### Objective
Your task is to output all the records below, word for word.

++++++++++++++++++++

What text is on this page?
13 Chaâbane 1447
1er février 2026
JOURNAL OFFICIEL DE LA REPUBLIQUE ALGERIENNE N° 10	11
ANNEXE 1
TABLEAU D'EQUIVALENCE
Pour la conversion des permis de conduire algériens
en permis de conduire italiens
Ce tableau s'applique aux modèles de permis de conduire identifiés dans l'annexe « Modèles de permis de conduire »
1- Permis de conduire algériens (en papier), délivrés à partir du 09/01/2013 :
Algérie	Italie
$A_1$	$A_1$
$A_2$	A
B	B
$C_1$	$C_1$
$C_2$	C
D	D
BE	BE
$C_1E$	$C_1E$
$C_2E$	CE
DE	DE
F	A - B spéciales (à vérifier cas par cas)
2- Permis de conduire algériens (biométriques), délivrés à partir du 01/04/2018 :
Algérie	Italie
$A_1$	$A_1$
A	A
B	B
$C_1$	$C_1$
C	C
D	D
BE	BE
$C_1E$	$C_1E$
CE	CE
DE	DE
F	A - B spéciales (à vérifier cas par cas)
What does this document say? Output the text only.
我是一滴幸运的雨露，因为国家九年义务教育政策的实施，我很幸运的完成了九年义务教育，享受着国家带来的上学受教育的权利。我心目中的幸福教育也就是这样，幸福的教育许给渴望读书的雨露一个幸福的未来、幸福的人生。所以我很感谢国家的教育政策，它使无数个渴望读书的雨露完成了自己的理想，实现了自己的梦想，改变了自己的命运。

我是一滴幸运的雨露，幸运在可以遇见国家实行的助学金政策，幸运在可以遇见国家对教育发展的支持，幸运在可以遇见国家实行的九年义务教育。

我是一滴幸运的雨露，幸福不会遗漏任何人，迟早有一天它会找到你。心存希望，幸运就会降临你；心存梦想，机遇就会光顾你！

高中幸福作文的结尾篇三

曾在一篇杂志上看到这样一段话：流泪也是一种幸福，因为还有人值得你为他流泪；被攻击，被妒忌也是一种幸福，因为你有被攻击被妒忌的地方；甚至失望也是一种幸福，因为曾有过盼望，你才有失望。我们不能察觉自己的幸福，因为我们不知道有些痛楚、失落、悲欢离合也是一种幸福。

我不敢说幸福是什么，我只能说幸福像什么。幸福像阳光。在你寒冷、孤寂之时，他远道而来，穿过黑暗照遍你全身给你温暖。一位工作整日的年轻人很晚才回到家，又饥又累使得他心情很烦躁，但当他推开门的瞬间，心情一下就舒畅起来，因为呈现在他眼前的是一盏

++++++++++++++++++++

### Correct response
What text is on this page?
13 Chaâbane 1447
1er février 2026
JOURNAL OFFICIEL DE LA REPUBLIQUE ALGERIENNE N° 10	11
ANNEXE 1
TABLEAU D'EQUIVALENCE
Pour la conversion des permis de conduire algériens
en permis de conduire italiens
Ce tableau s'applique aux modèles de permis de conduire identifiés dans l'annexe « Modèles de permis de conduire »
1- Permis de conduire algériens (en papier), délivrés à partir du 09/01/2013 :
Algérie	Italie
$A_1$	$A_1$
$A_2$	A
B	B
$C_1$	$C_1$
$C_2$	C
D	D
BE	BE
$C_1E$	$C_1E$
$C_2E$	CE
DE	DE
F	A - B spéciales (à vérifier cas par cas)
2- Permis de conduire algériens (biométriques), délivrés à partir du 01/04/2018 :
Algérie	Italie
$A_1$	$A_1$
A	A
B	B
$C_1$	$C_1$
C	C
D	D
BE	BE
$C_1E$	$C_1E$
CE	CE
DE	DE
F	A - B spéciales (à vérifier cas par cas)
What does this document say? Output the text only.
我是一滴幸运的雨露，因为国家九年义务教育政策的实施，我很幸运的完成了九年义务教育，享受着国家带来的上学受教育的权利。我心目中的幸福教育也就是这样，幸福的教育许给渴望读书的雨露一个幸福的未来、幸福的人生。所以我很感谢国家的教育政策，它使无数个渴望读书的雨露完成了自己的理想，实现了自己的梦想，改变了自己的命运。

我是一滴幸运的雨露，幸运在可以遇见国家实行的助学金政策，幸运在可以遇见国家对教育发展的支持，幸运在可以遇见国家实行的九年义务教育。

我是一滴幸运的雨露，幸福不会遗漏任何人，迟早有一天它会找到你。心存希望，幸运就会降临你；心存梦想，机遇就会光顾你！

高中幸福作文的结尾篇三

曾在一篇杂志上看到这样一段话：流泪也是一种幸福，因为还有人值得你为他流泪；被攻击，被妒忌也是一种幸福，因为你有被攻击被妒忌的地方；甚至失望也是一种幸福，因为曾有过盼望，你才有失望。我们不能察觉自己的幸福，因为我们不知道有些痛楚、失落、悲欢离合也是一种幸福。

我不敢说幸福是什么，我只能说幸福像什么。幸福像阳光。在你寒冷、孤寂之时，他远道而来，穿过黑暗照遍你全身给你温暖。一位工作整日的年轻人很晚才回到家，又饥又累使得他心情很烦躁，但当他推开门的瞬间，心情一下就舒畅起来，因为呈现在他眼前的是一盏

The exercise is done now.